(What is needed): Lines containing the word "служенія" are the ones to copy from the records below.

(Dataset excerpts):

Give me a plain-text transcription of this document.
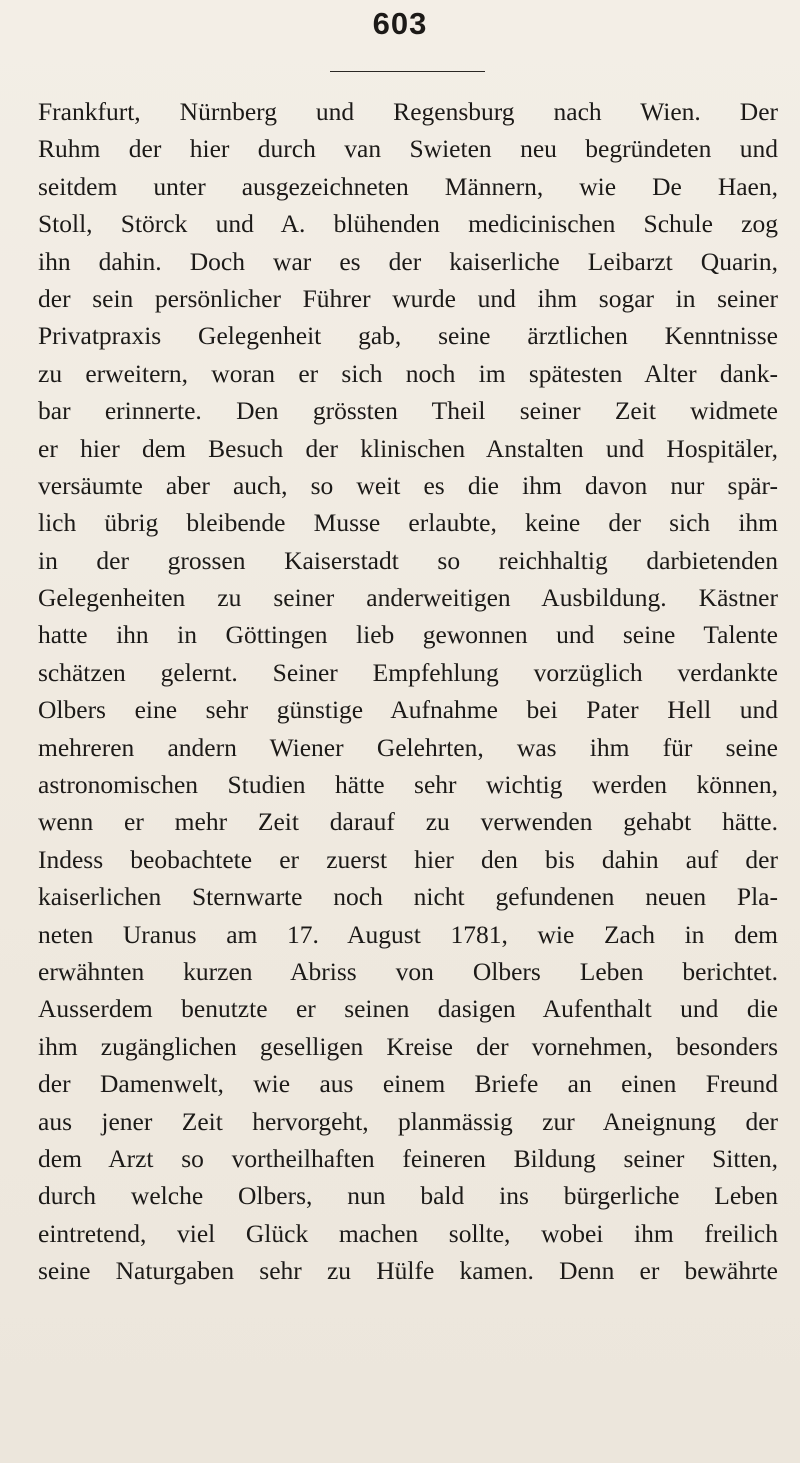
603
Frankfurt, Nürnberg und Regensburg nach Wien. Der
Ruhm der hier durch van Swieten neu begründeten und
seitdem unter ausgezeichneten Männern, wie De Haen,
Stoll, Störck und A. blühenden medicinischen Schule zog
ihn dahin. Doch war es der kaiserliche Leibarzt Quarin,
der sein persönlicher Führer wurde und ihm sogar in seiner
Privatpraxis Gelegenheit gab, seine ärztlichen Kenntnisse
zu erweitern, woran er sich noch im spätesten Alter dank-
bar erinnerte. Den grössten Theil seiner Zeit widmete
er hier dem Besuch der klinischen Anstalten und Hospitäler,
versäumte aber auch, so weit es die ihm davon nur spär-
lich übrig bleibende Musse erlaubte, keine der sich ihm
in der grossen Kaiserstadt so reichhaltig darbietenden
Gelegenheiten zu seiner anderweitigen Ausbildung. Kästner
hatte ihn in Göttingen lieb gewonnen und seine Talente
schätzen gelernt. Seiner Empfehlung vorzüglich verdankte
Olbers eine sehr günstige Aufnahme bei Pater Hell und
mehreren andern Wiener Gelehrten, was ihm für seine
astronomischen Studien hätte sehr wichtig werden können,
wenn er mehr Zeit darauf zu verwenden gehabt hätte.
Indess beobachtete er zuerst hier den bis dahin auf der
kaiserlichen Sternwarte noch nicht gefundenen neuen Pla-
neten Uranus am 17. August 1781, wie Zach in dem
erwähnten kurzen Abriss von Olbers Leben berichtet.
Ausserdem benutzte er seinen dasigen Aufenthalt und die
ihm zugänglichen geselligen Kreise der vornehmen, besonders
der Damenwelt, wie aus einem Briefe an einen Freund
aus jener Zeit hervorgeht, planmässig zur Aneignung der
dem Arzt so vortheilhaften feineren Bildung seiner Sitten,
durch welche Olbers, nun bald ins bürgerliche Leben
eintretend, viel Glück machen sollte, wobei ihm freilich
seine Naturgaben sehr zu Hülfe kamen. Denn er bewährte
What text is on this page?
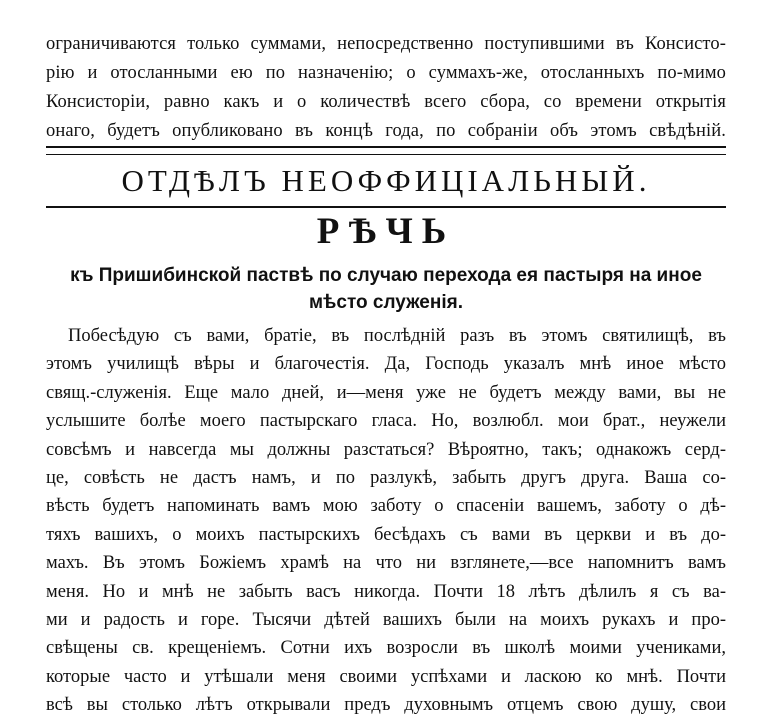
ограничиваются только суммами, непосредственно поступившими въ Консисто-
рію и отосланными ею по назначенію; о суммахъ-же, отосланныхъ по-мимо
Консисторіи, равно какъ и о количествѣ всего сбора, со времени открытія
онаго, будетъ опубликовано въ концѣ года, по собраніи объ этомъ свѣдѣній.
ОТДѢЛЪ НЕОФФИЦІАЛЬНЫЙ.
РѢЧЬ
къ Пришибинской паствѣ по случаю перехода ея пастыря на иное
мѣсто служенія.
Побесѣдую съ вами, братіе, въ послѣдній разъ въ этомъ святилищѣ, въ
этомъ училищѣ вѣры и благочестія. Да, Господь указалъ мнѣ иное мѣсто
свящ.-служенія. Еще мало дней, и—меня уже не будетъ между вами, вы не
услышите болѣе моего пастырскаго гласа. Но, возлюбл. мои брат., неужели
совсѣмъ и навсегда мы должны разстаться? Вѣроятно, такъ; однакожъ серд-
це, совѣсть не дастъ намъ, и по разлукѣ, забыть другъ друга. Ваша со-
вѣсть будетъ напоминать вамъ мою заботу о спасеніи вашемъ, заботу о дѣ-
тяхъ вашихъ, о моихъ пастырскихъ бесѣдахъ съ вами въ церкви и въ до-
махъ. Въ этомъ Божіемъ храмѣ на что ни взглянете,—все напомнитъ вамъ
меня. Но и мнѣ не забыть васъ никогда. Почти 18 лѣтъ дѣлилъ я съ ва-
ми и радость и горе. Тысячи дѣтей вашихъ были на моихъ рукахъ и про-
свѣщены св. крещеніемъ. Сотни ихъ возросли въ школѣ моими учениками,
которые часто и утѣшали меня своими успѣхами и ласкою ко мнѣ. Почти
всѣ вы столько лѣтъ открывали предъ духовнымъ отцемъ свою душу, свои
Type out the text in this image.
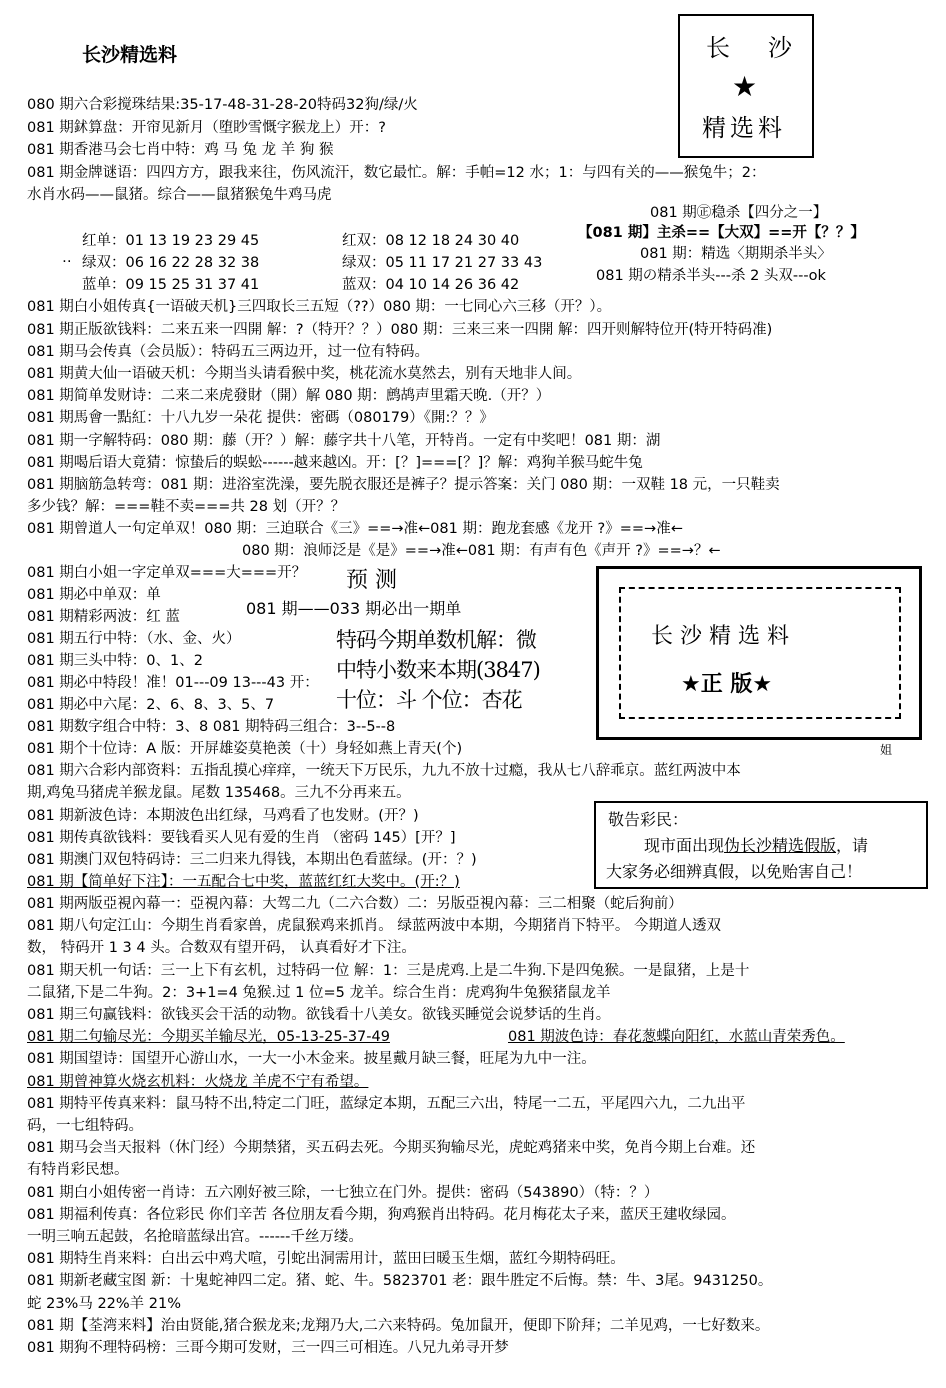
长沙精选料	长 沙
★
精选料
080 期六合彩搅珠结果:35-17-48-31-28-20特码32狗/绿/火
081 期鉥算盘：开帘见新月（堕眇雪慨字猴龙上）开：?
081 期香港马会七肖中特：鸡 马 兔 龙 羊 狗 猴
081 期金牌谜语：四四方方，跟我来往，伤风流汗，数它最忙。解：手帕=12 水；1：与四有关的——猴兔牛；2：
水肖水码——鼠猪。综合——鼠猪猴兔牛鸡马虎
081 期㊣稳杀【四分之一】
【081 期】主杀==【大双】==开【？？】
081 期：精选〈期期杀半头〉
081 期の精杀半头---杀 2 头双---ok
红单：01 13 19 23 29 45
‥ 绿双：06 16 22 28 32 38
蓝单：09 15 25 31 37 41
红双：08 12 18 24 30 40
绿双：05 11 17 21 27 33 43
蓝双：04 10 14 26 36 42
081 期白小姐传真{一语破天机}三四取长三五短（??）080 期：一七同心六三移（开？）。
081 期正版欲钱料：二来五来一四開 解：?（特开？？）080 期：三来三来一四開 解：四开则解特位开(特开特码准)
081 期马会传真（会员版）：特码五三两边开，过一位有特码。
081 期黄大仙一语破天机：今期当头请看猴中奖，桃花流水莫然去，别有天地非人间。
081 期简单发财诗：二来二来虎發財（開）解 080 期：鹧鸪声里霜天晚.（开？）
081 期馬會一點紅：十八九岁一朵花 提供：密碼（080179）《開:？？》
081 期一字解特码：080 期：藤（开？）解：藤字共十八笔，开特肖。一定有中奖吧！081 期：湖
081 期喝后语大竟猜：惊蛰后的蜈蚣------越来越凶。开：[？]===[？]？解：鸡狗羊猴马蛇牛兔
081 期脑筋急转弯：081 期：进浴室洗澡，要先脱衣服还是裤子？提示答案：关门 080 期：一双鞋 18 元，一只鞋卖
多少钱？解：===鞋不卖===共 28 划（开？？
081 期曾道人一句定单双！080 期：三迫联合《三》==→准←081 期：跑龙套感《龙开 ?》==→准←
080 期：浪师泛是《是》==→准←081 期：有声有色《声开 ?》==→？←
预 测
081 期——033 期必出一期单
特码今期单数机解：微
中特小数来本期(3847)
十位：斗 个位：杏花
081 期白小姐一字定单双===大===开？
081 期必中单双：单
081 期精彩两波：红 蓝
081 期五行中特：（水、金、火）
081 期三头中特：0、1、2
081 期必中特段！准！01---09 13---43 开：
081 期必中六尾：2、6、8、3、5、7
081 期数字组合中特：3、8 081 期特码三组合：3--5--8
081 期个十位诗：A 版：开屏雄姿莫艳羡（十）身轻如燕上青天(个)
长 沙 精 选 料
★正 版★
姐
敬告彩民：
现市面出现伪长沙精选假版，请
大家务必细辨真假，以免贻害自己！
081 期六合彩内部资料：五指乱摸心痒痒，一统天下万民乐，九九不放十过瘾，我从七八辞乖京。蓝红两波中本
期,鸡兔马猪虎羊猴龙鼠。尾数 135468。三九不分再来五。
081 期新波色诗：本期波色出红绿，马鸡看了也发财。(开？)
081 期传真欲钱料：要钱看买人见有爱的生肖 （密码 145）[开？]
081 期澳门双包特码诗：三二归来九得钱，本期出色看蓝绿。(开：？)
081 期【简单好下注】：一五配合七中奖，蓝蓝红红大奖中。(开:？)
081 期两版亞視內幕一：亞視內幕：大驾二九（二六合数）二：另版亞視內幕：三二相聚（蛇后狗前）
081 期八句定江山：今期生肖看家兽，虎鼠猴鸡来抓肖。 绿蓝两波中本期，今期猪肖下特平。 今期道人透双
数， 特码开 1 3 4 头。合数双有望开码， 认真看好才下注。
081 期天机一句话：三一上下有玄机，过特码一位 解：1：三是虎鸡.上是二牛狗.下是四兔猴。一是鼠猪，上是十
二鼠猪,下是二牛狗。2：3+1=4 兔猴.过 1 位=5 龙羊。综合生肖：虎鸡狗牛兔猴猪鼠龙羊
081 期三句赢钱料：欲钱买会干活的动物。欲钱看十八美女。欲钱买睡觉会说梦话的生肖。
081 期二句输尽光：今期买羊输尽光，05-13-25-37-49	081 期波色诗：春花葱蝶向阳红，水蓝山青荣秀色。
081 期国望诗：国望开心游山水，一大一小木金来。披星戴月缺三餐，旺尾为九中一注。
081 期曾神算火烧玄机料：火烧龙 羊虎不宁有希望。
081 期特平传真来料：鼠马特不出,特定二门旺，蓝绿定本期，五配三六出，特尾一二五，平尾四六九，二九出平
码，一七组特码。
081 期马会当天报料（休门经）今期禁猪，买五码去死。今期买狗输尽光，虎蛇鸡猪来中奖，免肖今期上台难。还
有特肖彩民想。
081 期白小姐传密一肖诗：五六刚好被三除，一七独立在门外。提供：密码（543890）（特：？）
081 期福利传真：各位彩民 你们辛苦 各位朋友看今期，狗鸡猴肖出特码。花月梅花太子来，蓝厌王建收绿园。
一明三响五起鼓，名抢暗蓝绿出宫。------千丝万缕。
081 期特生肖来料：白出云中鸡犬喧，引蛇出洞需用计，蓝田曰暖玉生烟，蓝红今期特码旺。
081 期新老藏宝图 新：十鬼蛇神四二定。猪、蛇、牛。5823701 老：跟牛胜定不后悔。禁：牛、3尾。9431250。
蛇 23%马 22%羊 21%
081 期【荃湾来料】治由贤能,猪合猴龙来;龙翔乃大,二六来特码。兔加鼠开，便即下阶拜；二羊见鸡，一七好数来。
081 期狗不理特码榜：三哥今期可发财，三一四三可相连。八兄九弟寻开梦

(Output of the task):
мѣсто служенія.
свящ.-служенія. Еще мало дней, и—меня уже не будетъ между вами, вы не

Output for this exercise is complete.